[Extracted data entries]
# # #

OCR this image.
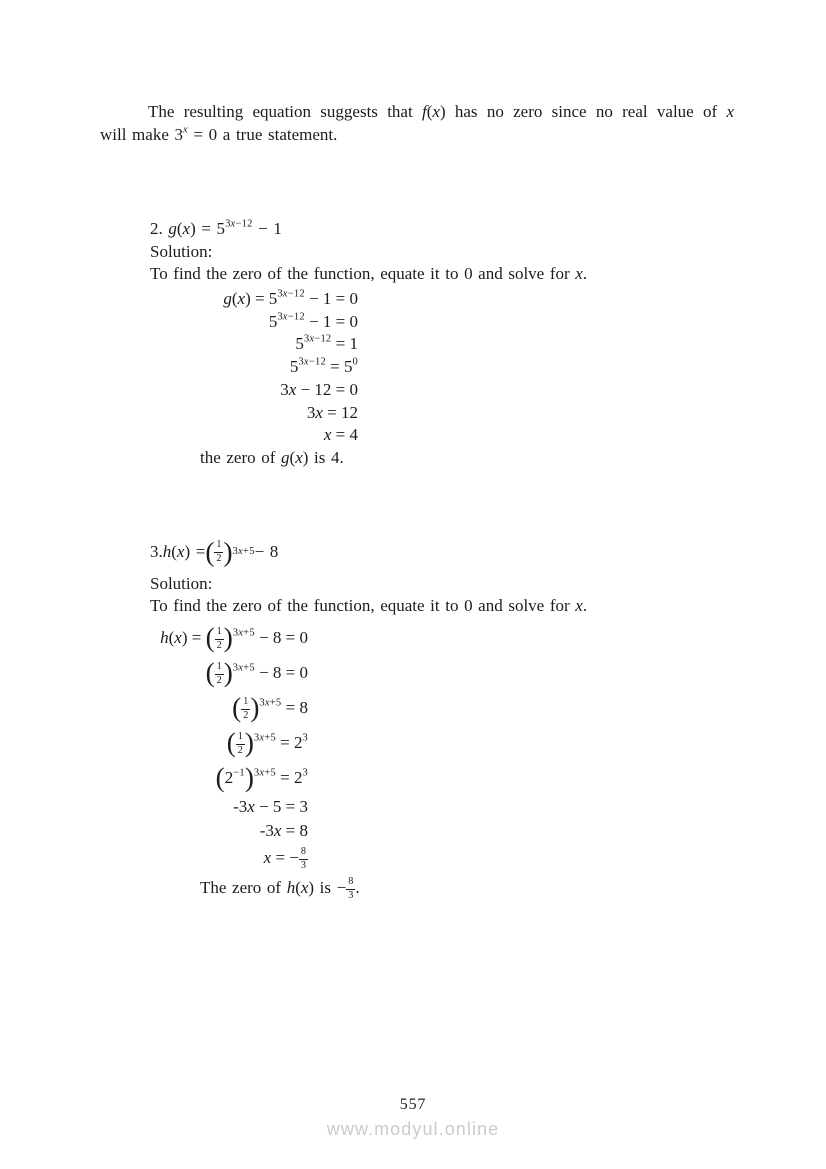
The resulting equation suggests that f(x) has no zero since no real value of x
will make $3^x = 0$ a true statement.
2. $g(x) = 5^{3x-12} - 1$
Solution:
To find the zero of the function, equate it to 0 and solve for x.
$g(x) = 5^{3x-12} - 1 = 0$
$5^{3x-12} - 1 = 0$
$5^{3x-12} = 1$
$5^{3x-12} = 5^0$
3x − 12 = 0
3x = 12
x = 4
the zero of g(x) is 4.
3. h ( x ) = ( $\frac{1}{2}$ ) 3x+5 − 8
Solution:
To find the zero of the function, equate it to 0 and solve for x.
h(x) = ( $\frac{1}{2} )^{3x+5} - 8 = 0$
( $\frac{1}{2} )^{3x+5} - 8 = 0$
( $\frac{1}{2} )^{3x+5} = 8$
( $\frac{1}{2} )^{3x+5} = 2^3$
$(2^{-1})^{3x+5} = 2^3$
-3x − 5 = 3
-3x = 8
x = − $\frac{8}{3}$
The zero of h(x) is − $\frac{8}{3}$ .
557
www.modyul.online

# # #

◆ **Work to do**
The listing above must be printed again exactly, minus its pictures.

◆ **Response to the task**
OCR this image.
The resulting equation suggests that f(x) has no zero since no real value of x
will make $3^x = 0$ a true statement.
2. $g(x) = 5^{3x-12} - 1$
Solution:
To find the zero of the function, equate it to 0 and solve for x.
$g(x) = 5^{3x-12} - 1 = 0$
$5^{3x-12} - 1 = 0$
$5^{3x-12} = 1$
$5^{3x-12} = 5^0$
3x − 12 = 0
3x = 12
x = 4
the zero of g(x) is 4.
3. h ( x ) = ( $\frac{1}{2}$ ) 3x+5 − 8
Solution:
To find the zero of the function, equate it to 0 and solve for x.
h(x) = ( $\frac{1}{2} )^{3x+5} - 8 = 0$
( $\frac{1}{2} )^{3x+5} - 8 = 0$
( $\frac{1}{2} )^{3x+5} = 8$
( $\frac{1}{2} )^{3x+5} = 2^3$
$(2^{-1})^{3x+5} = 2^3$
-3x − 5 = 3
-3x = 8
x = − $\frac{8}{3}$
The zero of h(x) is − $\frac{8}{3}$ .
557
www.modyul.online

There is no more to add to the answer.